**Input records:**
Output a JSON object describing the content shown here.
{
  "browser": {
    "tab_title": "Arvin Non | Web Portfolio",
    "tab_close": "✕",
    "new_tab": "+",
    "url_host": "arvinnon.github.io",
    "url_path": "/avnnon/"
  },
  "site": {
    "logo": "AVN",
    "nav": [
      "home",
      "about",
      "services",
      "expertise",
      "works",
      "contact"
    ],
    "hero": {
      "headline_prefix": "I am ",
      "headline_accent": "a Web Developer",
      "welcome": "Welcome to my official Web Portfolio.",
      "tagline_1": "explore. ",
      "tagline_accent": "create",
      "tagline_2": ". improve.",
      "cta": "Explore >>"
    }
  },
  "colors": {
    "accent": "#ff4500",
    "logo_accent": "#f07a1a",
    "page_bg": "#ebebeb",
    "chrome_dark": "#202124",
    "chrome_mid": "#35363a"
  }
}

**Goal:**
Gather each line of the records holding the string "Portfolio".

**Solved problem:**
    "tab_title": "Arvin Non | Web Portfolio",
      "welcome": "Welcome to my official Web Portfolio.",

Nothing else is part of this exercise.